(Collected data)
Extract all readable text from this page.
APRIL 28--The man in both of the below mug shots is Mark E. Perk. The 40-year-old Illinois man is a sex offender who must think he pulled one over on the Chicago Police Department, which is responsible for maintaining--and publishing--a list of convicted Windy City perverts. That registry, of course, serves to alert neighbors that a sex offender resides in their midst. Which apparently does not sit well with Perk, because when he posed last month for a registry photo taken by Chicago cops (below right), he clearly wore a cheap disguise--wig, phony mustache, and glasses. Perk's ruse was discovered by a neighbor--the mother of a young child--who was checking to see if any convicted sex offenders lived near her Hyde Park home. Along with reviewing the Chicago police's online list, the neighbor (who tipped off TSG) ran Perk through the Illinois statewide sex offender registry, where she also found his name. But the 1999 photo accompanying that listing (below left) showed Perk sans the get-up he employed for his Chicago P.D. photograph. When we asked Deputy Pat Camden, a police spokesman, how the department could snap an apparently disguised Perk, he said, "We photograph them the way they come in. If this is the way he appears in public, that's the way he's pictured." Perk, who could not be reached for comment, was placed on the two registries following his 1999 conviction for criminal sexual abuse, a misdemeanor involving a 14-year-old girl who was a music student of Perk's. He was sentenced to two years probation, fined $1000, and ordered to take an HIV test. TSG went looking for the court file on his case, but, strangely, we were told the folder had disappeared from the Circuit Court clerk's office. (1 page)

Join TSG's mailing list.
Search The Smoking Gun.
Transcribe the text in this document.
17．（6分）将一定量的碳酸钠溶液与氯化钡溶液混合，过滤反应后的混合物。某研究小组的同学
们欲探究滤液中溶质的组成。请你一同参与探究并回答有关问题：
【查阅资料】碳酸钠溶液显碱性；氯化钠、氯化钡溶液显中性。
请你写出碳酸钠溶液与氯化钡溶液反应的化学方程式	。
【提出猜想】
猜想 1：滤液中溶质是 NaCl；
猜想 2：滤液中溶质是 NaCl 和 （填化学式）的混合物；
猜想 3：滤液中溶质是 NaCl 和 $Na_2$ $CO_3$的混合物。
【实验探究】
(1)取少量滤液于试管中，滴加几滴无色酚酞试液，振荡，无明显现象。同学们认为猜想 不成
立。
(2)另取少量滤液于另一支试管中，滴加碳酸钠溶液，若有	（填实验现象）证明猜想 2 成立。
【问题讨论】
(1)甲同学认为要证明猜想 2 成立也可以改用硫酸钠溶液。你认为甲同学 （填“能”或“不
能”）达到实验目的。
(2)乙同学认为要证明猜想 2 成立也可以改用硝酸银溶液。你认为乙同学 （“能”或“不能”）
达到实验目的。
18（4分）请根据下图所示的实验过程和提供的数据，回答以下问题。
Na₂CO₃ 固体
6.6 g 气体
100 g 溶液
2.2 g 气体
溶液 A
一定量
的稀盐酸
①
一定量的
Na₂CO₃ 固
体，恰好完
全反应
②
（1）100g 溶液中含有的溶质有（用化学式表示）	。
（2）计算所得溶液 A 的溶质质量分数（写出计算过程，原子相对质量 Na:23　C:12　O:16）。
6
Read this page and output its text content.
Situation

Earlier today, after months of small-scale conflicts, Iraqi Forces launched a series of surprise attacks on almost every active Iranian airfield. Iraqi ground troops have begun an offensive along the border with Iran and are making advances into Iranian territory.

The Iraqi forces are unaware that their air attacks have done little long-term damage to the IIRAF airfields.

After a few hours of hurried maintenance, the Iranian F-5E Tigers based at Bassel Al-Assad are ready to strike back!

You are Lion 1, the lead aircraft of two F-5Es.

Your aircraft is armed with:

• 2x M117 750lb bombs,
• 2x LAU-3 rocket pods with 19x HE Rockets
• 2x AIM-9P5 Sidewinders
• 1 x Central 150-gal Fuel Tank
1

Directions - Your task is to output exactly the lines running from the one with "Read this page and output its text content." through the final line of the material above, with both ends included.

Expected answer -
Read this page and output its text content.
Situation

Earlier today, after months of small-scale conflicts, Iraqi Forces launched a series of surprise attacks on almost every active Iranian airfield. Iraqi ground troops have begun an offensive along the border with Iran and are making advances into Iranian territory.

The Iraqi forces are unaware that their air attacks have done little long-term damage to the IIRAF airfields.

After a few hours of hurried maintenance, the Iranian F-5E Tigers based at Bassel Al-Assad are ready to strike back!

You are Lion 1, the lead aircraft of two F-5Es.

Your aircraft is armed with:

• 2x M117 750lb bombs,
• 2x LAU-3 rocket pods with 19x HE Rockets
• 2x AIM-9P5 Sidewinders
• 1 x Central 150-gal Fuel Tank
1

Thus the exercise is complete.